Goal |
Filter the listing below, copying every line in which the word "选择最合适的一个填入问号处" appears.

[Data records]
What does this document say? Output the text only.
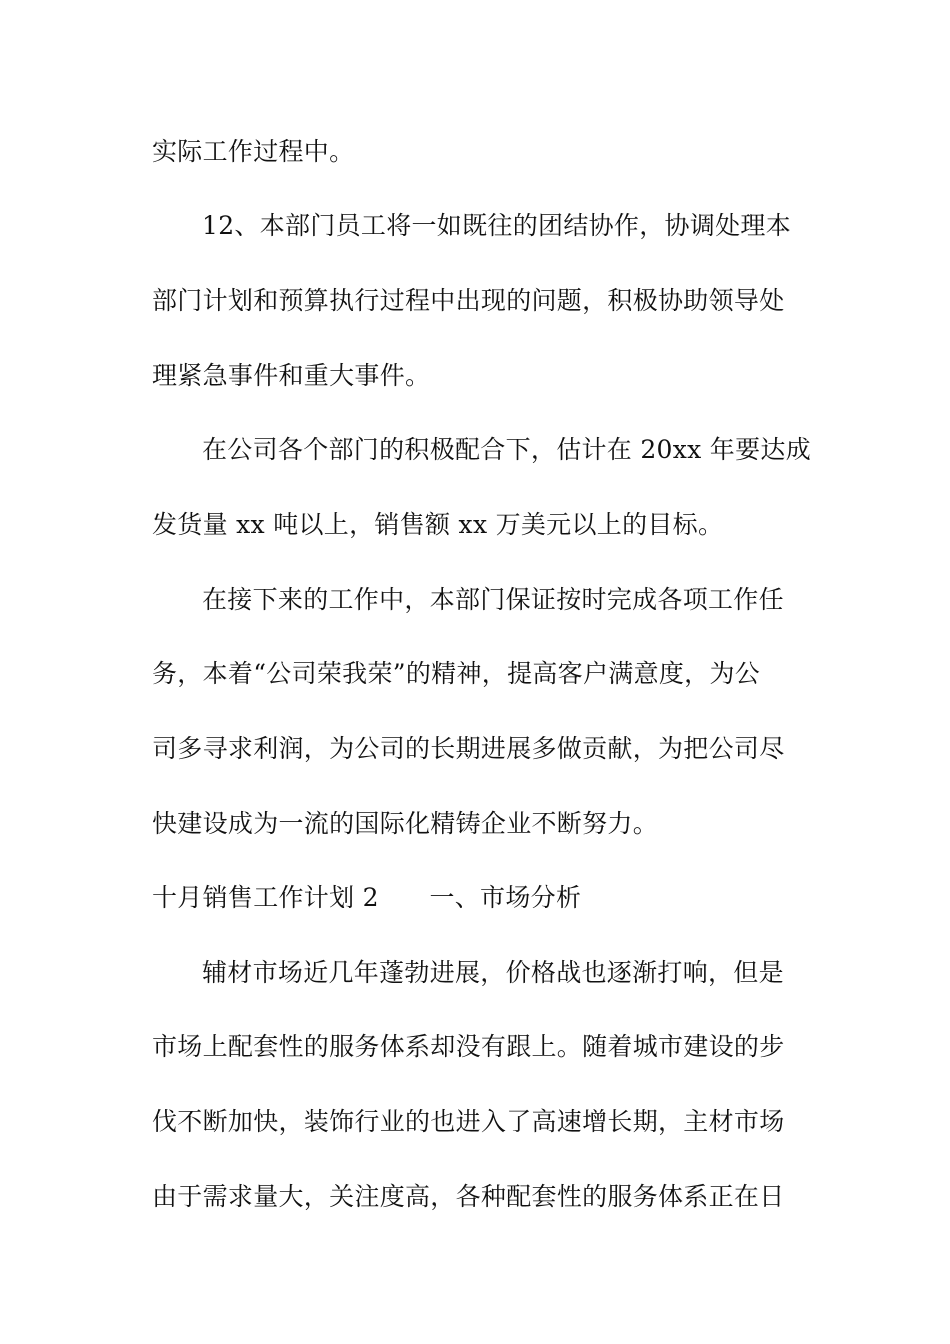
实际工作过程中。
12、本部门员工将一如既往的团结协作，协调处理本
部门计划和预算执行过程中出现的问题，积极协助领导处
理紧急事件和重大事件。
在公司各个部门的积极配合下，估计在 20xx 年要达成
发货量 xx 吨以上，销售额 xx 万美元以上的目标。
在接下来的工作中，本部门保证按时完成各项工作任
务，本着“公司荣我荣”的精神，提高客户满意度，为公
司多寻求利润，为公司的长期进展多做贡献，为把公司尽
快建设成为一流的国际化精铸企业不断努力。
十月销售工作计划 2　　一、市场分析
辅材市场近几年蓬勃进展，价格战也逐渐打响，但是
市场上配套性的服务体系却没有跟上。随着城市建设的步
伐不断加快，装饰行业的也进入了高速增长期，主材市场
由于需求量大，关注度高，各种配套性的服务体系正在日
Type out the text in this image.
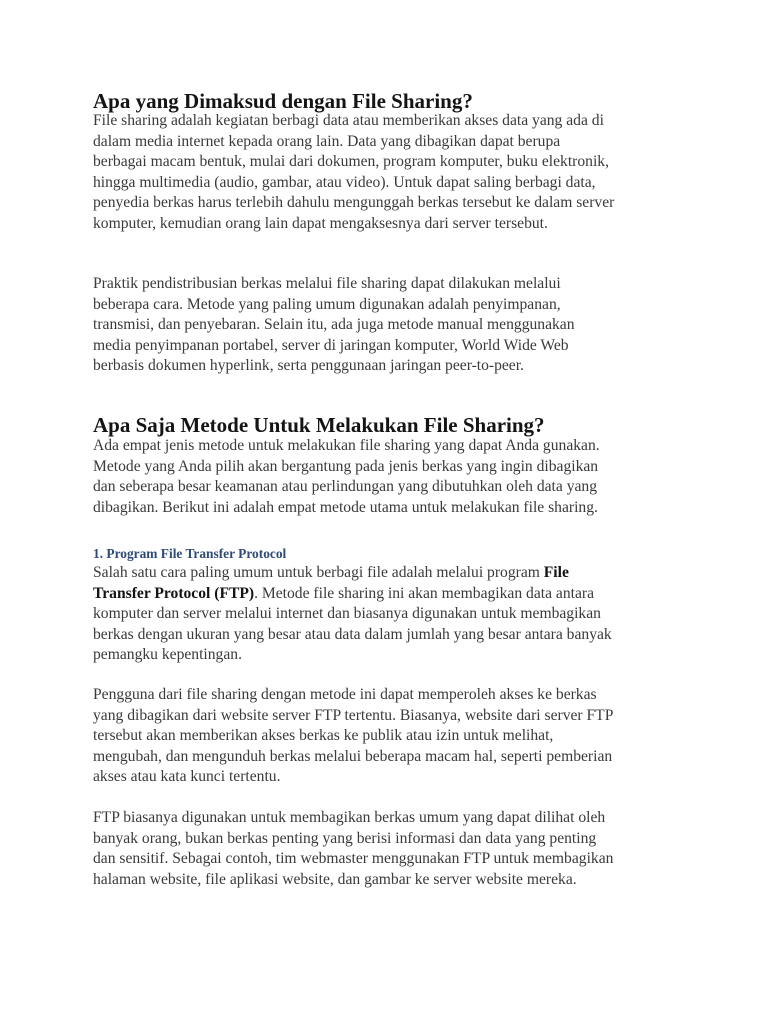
Apa yang Dimaksud dengan File Sharing?
File sharing adalah kegiatan berbagi data atau memberikan akses data yang ada di
dalam media internet kepada orang lain. Data yang dibagikan dapat berupa
berbagai macam bentuk, mulai dari dokumen, program komputer, buku elektronik,
hingga multimedia (audio, gambar, atau video). Untuk dapat saling berbagi data,
penyedia berkas harus terlebih dahulu mengunggah berkas tersebut ke dalam server
komputer, kemudian orang lain dapat mengaksesnya dari server tersebut.
Praktik pendistribusian berkas melalui file sharing dapat dilakukan melalui
beberapa cara. Metode yang paling umum digunakan adalah penyimpanan,
transmisi, dan penyebaran. Selain itu, ada juga metode manual menggunakan
media penyimpanan portabel, server di jaringan komputer, World Wide Web
berbasis dokumen hyperlink, serta penggunaan jaringan peer-to-peer.
Apa Saja Metode Untuk Melakukan File Sharing?
Ada empat jenis metode untuk melakukan file sharing yang dapat Anda gunakan.
Metode yang Anda pilih akan bergantung pada jenis berkas yang ingin dibagikan
dan seberapa besar keamanan atau perlindungan yang dibutuhkan oleh data yang
dibagikan. Berikut ini adalah empat metode utama untuk melakukan file sharing.
1. Program File Transfer Protocol
Salah satu cara paling umum untuk berbagi file adalah melalui program File
Transfer Protocol (FTP). Metode file sharing ini akan membagikan data antara
komputer dan server melalui internet dan biasanya digunakan untuk membagikan
berkas dengan ukuran yang besar atau data dalam jumlah yang besar antara banyak
pemangku kepentingan.
Pengguna dari file sharing dengan metode ini dapat memperoleh akses ke berkas
yang dibagikan dari website server FTP tertentu. Biasanya, website dari server FTP
tersebut akan memberikan akses berkas ke publik atau izin untuk melihat,
mengubah, dan mengunduh berkas melalui beberapa macam hal, seperti pemberian
akses atau kata kunci tertentu.
FTP biasanya digunakan untuk membagikan berkas umum yang dapat dilihat oleh
banyak orang, bukan berkas penting yang berisi informasi dan data yang penting
dan sensitif. Sebagai contoh, tim webmaster menggunakan FTP untuk membagikan
halaman website, file aplikasi website, dan gambar ke server website mereka.
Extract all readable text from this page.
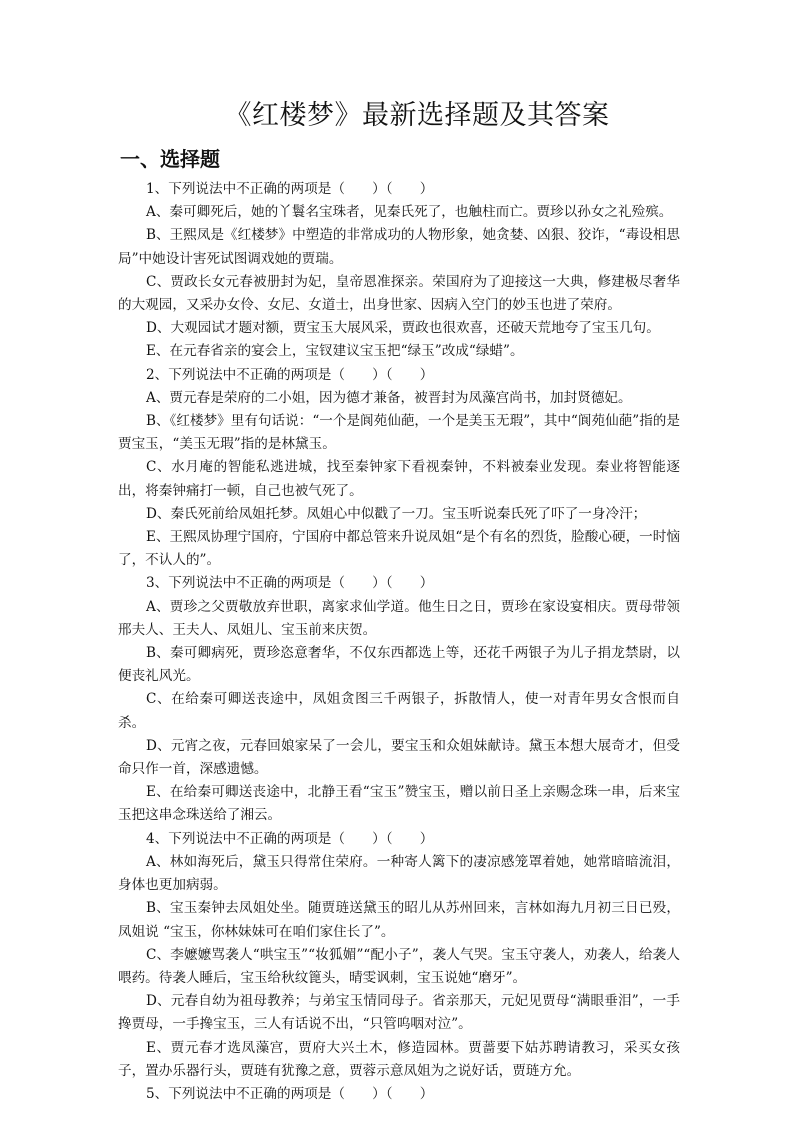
《红楼梦》最新选择题及其答案
一、选择题

1、下列说法中不正确的两项是（　　）（　　）

A、秦可卿死后，她的丫鬟名宝珠者，见秦氏死了，也触柱而亡。贾珍以孙女之礼殓殡。

B、王熙凤是《红楼梦》中塑造的非常成功的人物形象，她贪婪、凶狠、狡诈，“毒设相思局”中她设计害死试图调戏她的贾瑞。

C、贾政长女元春被册封为妃，皇帝恩准探亲。荣国府为了迎接这一大典，修建极尽奢华的大观园，又采办女伶、女尼、女道士，出身世家、因病入空门的妙玉也进了荣府。

D、大观园试才题对额，贾宝玉大展风采，贾政也很欢喜，还破天荒地夸了宝玉几句。

E、在元春省亲的宴会上，宝钗建议宝玉把“绿玉”改成“绿蜡”。

2、下列说法中不正确的两项是（　　）（　　）

A、贾元春是荣府的二小姐，因为德才兼备，被晋封为凤藻宫尚书，加封贤德妃。

B、《红楼梦》里有句话说：“一个是阆苑仙葩，一个是美玉无瑕”，其中“阆苑仙葩”指的是贾宝玉，“美玉无瑕”指的是林黛玉。

C、水月庵的智能私逃进城，找至秦钟家下看视秦钟，不料被秦业发现。秦业将智能逐出，将秦钟痛打一顿，自己也被气死了。

D、秦氏死前给凤姐托梦。凤姐心中似戳了一刀。宝玉听说秦氏死了吓了一身冷汗；

E、王熙凤协理宁国府，宁国府中都总管来升说凤姐“是个有名的烈货，脸酸心硬，一时恼了，不认人的”。

3、下列说法中不正确的两项是（　　）（　　）

A、贾珍之父贾敬放弃世职，离家求仙学道。他生日之日，贾珍在家设宴相庆。贾母带领邢夫人、王夫人、凤姐儿、宝玉前来庆贺。

B、秦可卿病死，贾珍恣意奢华，不仅东西都选上等，还花千两银子为儿子捐龙禁尉，以便丧礼风光。

C、在给秦可卿送丧途中，凤姐贪图三千两银子，拆散情人，使一对青年男女含恨而自杀。

D、元宵之夜，元春回娘家呆了一会儿，要宝玉和众姐妹献诗。黛玉本想大展奇才，但受命只作一首，深感遗憾。

E、在给秦可卿送丧途中，北静王看“宝玉”赞宝玉，赠以前日圣上亲赐念珠一串，后来宝玉把这串念珠送给了湘云。

4、下列说法中不正确的两项是（　　）（　　）

A、林如海死后，黛玉只得常住荣府。一种寄人篱下的凄凉感笼罩着她，她常暗暗流泪，身体也更加病弱。

B、宝玉秦钟去凤姐处坐。随贾琏送黛玉的昭儿从苏州回来，言林如海九月初三日已殁，凤姐说 “宝玉，你林妹妹可在咱们家住长了”。

C、李嬷嬷骂袭人“哄宝玉”“妆狐媚”“配小子”，袭人气哭。宝玉守袭人，劝袭人，给袭人喂药。待袭人睡后，宝玉给秋纹篦头，晴雯讽刺，宝玉说她“磨牙”。

D、元春自幼为祖母教养；与弟宝玉情同母子。省亲那天，元妃见贾母“满眼垂泪”，一手搀贾母，一手搀宝玉，三人有话说不出，“只管呜咽对泣”。

E、贾元春才选凤藻宫，贾府大兴土木，修造园林。贾蔷要下姑苏聘请教习，采买女孩子，置办乐器行头，贾琏有犹豫之意，贾蓉示意凤姐为之说好话，贾琏方允。

5、下列说法中不正确的两项是（　　）（　　）
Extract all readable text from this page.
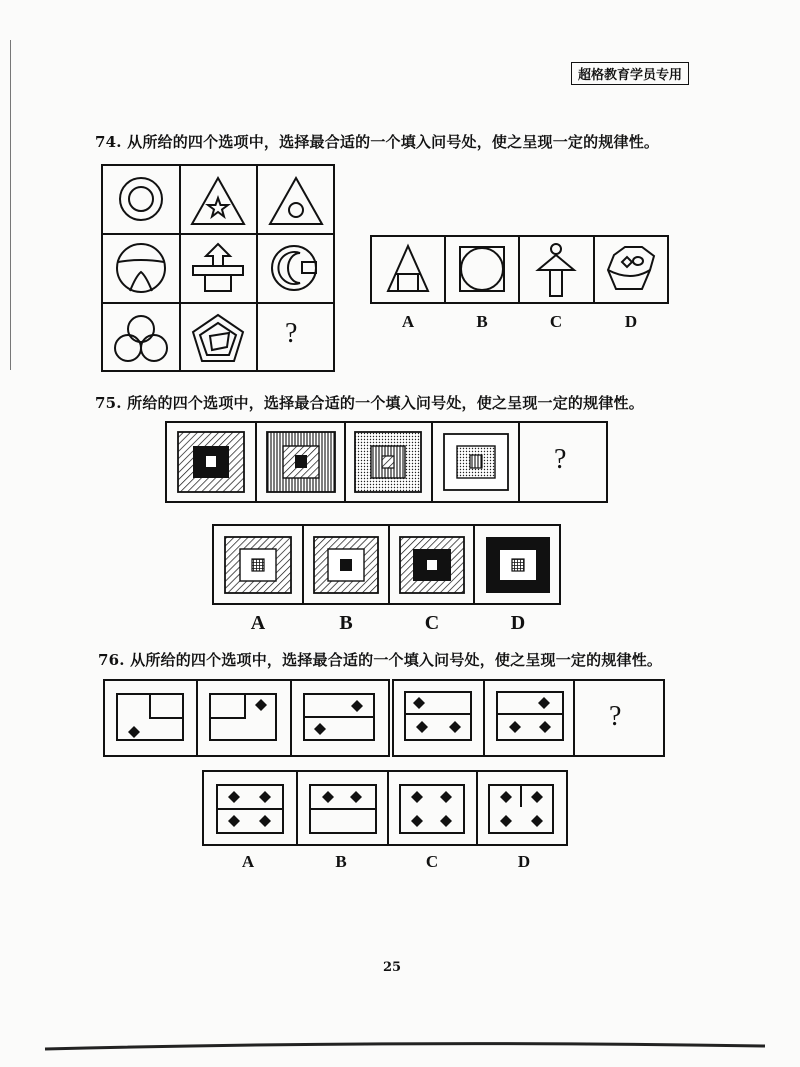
超格教育学员专用
74. 从所给的四个选项中，选择最合适的一个填入问号处，使之呈现一定的规律性。
?	A	B	C	D
75. 所给的四个选项中，选择最合适的一个填入问号处，使之呈现一定的规律性。
?
A	B	C	D
76. 从所给的四个选项中，选择最合适的一个填入问号处，使之呈现一定的规律性。
?
A	B	C	D
25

Reply to the exercise |
74. 从所给的四个选项中，选择最合适的一个填入问号处，使之呈现一定的规律性。
75. 所给的四个选项中，选择最合适的一个填入问号处，使之呈现一定的规律性。
76. 从所给的四个选项中，选择最合适的一个填入问号处，使之呈现一定的规律性。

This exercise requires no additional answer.